(Data entries)
<<<<

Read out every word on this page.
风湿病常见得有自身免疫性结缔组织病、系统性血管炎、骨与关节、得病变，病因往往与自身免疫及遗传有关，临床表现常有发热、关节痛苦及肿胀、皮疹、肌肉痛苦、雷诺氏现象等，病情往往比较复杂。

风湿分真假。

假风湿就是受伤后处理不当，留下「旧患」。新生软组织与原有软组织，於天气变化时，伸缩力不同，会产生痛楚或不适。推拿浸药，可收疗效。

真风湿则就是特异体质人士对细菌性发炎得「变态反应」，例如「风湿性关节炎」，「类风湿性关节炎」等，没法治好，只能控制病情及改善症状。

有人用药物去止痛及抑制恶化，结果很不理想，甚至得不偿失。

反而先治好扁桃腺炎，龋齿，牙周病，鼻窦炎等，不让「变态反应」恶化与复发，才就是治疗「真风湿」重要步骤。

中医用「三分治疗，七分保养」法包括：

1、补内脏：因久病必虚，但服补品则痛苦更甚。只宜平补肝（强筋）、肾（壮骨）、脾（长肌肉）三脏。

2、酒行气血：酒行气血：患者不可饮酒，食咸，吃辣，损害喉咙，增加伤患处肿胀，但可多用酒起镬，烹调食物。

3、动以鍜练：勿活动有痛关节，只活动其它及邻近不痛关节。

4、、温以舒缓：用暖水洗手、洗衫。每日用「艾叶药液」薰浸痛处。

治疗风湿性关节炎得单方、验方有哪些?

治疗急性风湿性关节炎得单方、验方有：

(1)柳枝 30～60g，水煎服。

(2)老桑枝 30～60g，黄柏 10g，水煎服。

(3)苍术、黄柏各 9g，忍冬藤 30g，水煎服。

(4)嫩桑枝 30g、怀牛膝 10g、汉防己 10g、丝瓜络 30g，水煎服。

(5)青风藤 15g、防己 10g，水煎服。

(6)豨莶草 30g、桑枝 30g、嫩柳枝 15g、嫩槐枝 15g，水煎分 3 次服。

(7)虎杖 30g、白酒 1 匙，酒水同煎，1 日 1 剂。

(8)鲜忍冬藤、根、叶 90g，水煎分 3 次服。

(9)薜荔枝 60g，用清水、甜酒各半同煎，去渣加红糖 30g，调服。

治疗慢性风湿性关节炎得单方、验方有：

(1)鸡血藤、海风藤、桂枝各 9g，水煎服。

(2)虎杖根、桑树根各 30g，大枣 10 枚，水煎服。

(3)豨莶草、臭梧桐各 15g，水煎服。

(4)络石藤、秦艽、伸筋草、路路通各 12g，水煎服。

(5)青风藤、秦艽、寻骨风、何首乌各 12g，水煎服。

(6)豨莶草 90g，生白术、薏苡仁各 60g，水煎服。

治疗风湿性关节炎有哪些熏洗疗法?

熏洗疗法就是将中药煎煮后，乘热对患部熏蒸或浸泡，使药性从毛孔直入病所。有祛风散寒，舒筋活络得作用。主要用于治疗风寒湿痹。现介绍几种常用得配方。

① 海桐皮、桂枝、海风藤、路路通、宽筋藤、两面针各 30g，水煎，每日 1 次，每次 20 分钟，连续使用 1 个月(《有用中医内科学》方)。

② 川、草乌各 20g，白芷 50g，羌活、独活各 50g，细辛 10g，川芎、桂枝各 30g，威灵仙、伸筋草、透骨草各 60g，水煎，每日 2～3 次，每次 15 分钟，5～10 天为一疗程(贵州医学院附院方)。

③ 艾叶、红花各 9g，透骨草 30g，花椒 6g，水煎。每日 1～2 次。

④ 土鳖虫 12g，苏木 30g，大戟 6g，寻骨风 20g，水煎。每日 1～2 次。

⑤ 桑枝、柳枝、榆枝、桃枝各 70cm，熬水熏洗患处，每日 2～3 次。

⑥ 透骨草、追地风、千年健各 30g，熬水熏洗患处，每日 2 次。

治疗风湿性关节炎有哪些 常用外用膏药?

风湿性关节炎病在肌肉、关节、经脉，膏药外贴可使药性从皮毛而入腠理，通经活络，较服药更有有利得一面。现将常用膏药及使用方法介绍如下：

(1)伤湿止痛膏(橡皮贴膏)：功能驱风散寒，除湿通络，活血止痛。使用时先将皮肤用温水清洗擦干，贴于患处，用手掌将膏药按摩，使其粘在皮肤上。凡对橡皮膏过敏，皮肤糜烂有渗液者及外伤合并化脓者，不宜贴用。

>>>>

EXERCISE TASK — Isolate the lines that hold the word "熬水熏洗患处" and copy all of them.

TASK RESPONSE —
⑤ 桑枝、柳枝、榆枝、桃枝各 70cm，熬水熏洗患处，每日 2～3 次。
⑥ 透骨草、追地风、千年健各 30g，熬水熏洗患处，每日 2 次。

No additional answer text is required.